***** EXTRACTED MATERIAL *****
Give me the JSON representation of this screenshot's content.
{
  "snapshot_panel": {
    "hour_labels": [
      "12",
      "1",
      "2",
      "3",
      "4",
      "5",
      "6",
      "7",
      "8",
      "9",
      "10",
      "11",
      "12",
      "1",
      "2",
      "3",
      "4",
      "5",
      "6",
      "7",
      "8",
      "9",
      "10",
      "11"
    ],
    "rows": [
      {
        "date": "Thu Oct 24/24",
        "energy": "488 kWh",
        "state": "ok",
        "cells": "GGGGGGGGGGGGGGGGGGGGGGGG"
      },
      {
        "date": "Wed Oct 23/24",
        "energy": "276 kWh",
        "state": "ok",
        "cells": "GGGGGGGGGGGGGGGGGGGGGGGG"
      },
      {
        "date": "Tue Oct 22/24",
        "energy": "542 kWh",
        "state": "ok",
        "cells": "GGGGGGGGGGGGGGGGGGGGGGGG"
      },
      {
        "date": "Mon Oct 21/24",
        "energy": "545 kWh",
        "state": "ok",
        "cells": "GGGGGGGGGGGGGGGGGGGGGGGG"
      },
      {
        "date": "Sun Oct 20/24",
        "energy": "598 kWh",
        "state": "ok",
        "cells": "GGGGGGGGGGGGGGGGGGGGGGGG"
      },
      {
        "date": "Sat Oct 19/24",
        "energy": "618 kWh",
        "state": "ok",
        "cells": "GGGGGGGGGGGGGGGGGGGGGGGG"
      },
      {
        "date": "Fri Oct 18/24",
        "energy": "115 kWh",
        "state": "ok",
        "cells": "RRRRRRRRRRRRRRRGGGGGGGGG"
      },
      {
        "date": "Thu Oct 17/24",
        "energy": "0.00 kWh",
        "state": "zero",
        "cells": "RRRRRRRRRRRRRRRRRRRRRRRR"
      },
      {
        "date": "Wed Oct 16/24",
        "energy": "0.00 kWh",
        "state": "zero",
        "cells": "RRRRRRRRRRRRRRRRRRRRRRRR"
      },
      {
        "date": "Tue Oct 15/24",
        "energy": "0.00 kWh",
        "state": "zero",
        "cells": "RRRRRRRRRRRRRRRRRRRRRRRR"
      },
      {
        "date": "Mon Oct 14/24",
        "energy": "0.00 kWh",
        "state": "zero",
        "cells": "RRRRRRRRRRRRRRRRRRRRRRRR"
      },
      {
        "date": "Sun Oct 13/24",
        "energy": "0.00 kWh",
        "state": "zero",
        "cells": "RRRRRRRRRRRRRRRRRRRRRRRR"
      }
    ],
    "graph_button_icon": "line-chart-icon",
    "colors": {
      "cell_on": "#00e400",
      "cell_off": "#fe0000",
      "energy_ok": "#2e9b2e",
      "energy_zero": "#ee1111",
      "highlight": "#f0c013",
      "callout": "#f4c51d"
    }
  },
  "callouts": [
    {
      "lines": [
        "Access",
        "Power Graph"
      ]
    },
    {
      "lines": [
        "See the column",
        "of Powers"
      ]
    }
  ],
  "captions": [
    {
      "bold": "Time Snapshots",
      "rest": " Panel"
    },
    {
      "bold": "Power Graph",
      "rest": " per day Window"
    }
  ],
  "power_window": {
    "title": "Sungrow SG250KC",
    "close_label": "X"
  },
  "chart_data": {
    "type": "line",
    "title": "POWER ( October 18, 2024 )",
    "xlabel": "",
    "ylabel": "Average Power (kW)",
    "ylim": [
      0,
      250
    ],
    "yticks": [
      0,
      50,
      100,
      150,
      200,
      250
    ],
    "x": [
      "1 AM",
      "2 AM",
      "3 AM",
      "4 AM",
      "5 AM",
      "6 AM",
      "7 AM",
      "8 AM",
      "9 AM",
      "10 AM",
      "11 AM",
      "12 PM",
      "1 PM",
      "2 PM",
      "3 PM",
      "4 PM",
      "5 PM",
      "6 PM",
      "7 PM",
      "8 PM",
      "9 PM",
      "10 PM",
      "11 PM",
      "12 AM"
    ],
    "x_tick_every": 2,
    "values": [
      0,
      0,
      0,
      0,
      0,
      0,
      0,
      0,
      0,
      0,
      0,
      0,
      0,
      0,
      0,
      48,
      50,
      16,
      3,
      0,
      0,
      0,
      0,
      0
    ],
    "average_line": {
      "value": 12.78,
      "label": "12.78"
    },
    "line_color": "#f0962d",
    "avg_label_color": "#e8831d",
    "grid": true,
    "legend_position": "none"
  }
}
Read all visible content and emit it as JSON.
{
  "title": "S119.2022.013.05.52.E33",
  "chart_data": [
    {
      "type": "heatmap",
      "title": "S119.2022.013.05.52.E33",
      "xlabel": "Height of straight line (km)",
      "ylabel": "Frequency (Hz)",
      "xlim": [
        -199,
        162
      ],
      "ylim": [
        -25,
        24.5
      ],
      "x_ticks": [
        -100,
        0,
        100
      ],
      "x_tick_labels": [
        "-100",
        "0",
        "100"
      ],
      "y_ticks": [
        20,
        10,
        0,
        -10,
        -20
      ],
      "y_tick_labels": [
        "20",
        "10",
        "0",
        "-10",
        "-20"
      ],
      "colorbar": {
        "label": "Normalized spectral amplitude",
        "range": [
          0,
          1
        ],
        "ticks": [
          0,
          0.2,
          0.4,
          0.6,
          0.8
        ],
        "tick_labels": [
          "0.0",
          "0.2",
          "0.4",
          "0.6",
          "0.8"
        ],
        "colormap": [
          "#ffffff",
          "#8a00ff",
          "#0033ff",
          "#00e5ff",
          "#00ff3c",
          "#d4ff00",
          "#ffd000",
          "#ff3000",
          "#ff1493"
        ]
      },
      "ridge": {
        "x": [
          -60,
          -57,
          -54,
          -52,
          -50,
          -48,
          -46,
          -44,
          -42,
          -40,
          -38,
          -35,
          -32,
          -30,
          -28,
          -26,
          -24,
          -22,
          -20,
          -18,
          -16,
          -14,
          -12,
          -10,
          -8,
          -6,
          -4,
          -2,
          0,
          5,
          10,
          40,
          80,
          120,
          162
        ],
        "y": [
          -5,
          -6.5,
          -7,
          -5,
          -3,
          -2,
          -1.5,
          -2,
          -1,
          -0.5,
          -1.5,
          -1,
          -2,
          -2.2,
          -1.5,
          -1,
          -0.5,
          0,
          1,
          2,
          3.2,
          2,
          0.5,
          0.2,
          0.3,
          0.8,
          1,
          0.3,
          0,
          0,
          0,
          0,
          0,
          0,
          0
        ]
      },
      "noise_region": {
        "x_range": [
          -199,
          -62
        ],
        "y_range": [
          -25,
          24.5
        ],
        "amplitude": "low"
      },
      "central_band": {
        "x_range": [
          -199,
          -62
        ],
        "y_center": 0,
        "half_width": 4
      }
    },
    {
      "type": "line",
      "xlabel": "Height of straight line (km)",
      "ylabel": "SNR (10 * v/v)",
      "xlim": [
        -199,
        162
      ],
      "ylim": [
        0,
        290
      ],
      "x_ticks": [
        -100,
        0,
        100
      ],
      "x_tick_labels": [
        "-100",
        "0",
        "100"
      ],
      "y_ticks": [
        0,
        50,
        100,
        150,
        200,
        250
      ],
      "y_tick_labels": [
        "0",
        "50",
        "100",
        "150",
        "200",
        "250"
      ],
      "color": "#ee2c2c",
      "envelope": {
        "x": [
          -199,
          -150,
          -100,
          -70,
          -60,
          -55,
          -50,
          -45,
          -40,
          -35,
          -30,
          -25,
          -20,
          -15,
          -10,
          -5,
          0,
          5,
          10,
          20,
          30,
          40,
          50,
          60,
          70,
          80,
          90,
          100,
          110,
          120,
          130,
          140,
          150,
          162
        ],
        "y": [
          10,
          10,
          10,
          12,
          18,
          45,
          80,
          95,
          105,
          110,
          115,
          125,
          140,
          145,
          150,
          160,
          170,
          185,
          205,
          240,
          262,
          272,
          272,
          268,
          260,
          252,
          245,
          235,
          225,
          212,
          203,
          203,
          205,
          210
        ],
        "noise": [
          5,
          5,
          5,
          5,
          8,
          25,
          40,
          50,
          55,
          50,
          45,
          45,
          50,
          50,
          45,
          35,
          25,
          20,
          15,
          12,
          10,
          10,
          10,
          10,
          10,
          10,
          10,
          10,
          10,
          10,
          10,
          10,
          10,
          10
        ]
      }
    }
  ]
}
*****
§ WORK TO BE COMPLETED
Provide only the count of lines in the material above that hold the word "date".

§ THE OUTPUT
12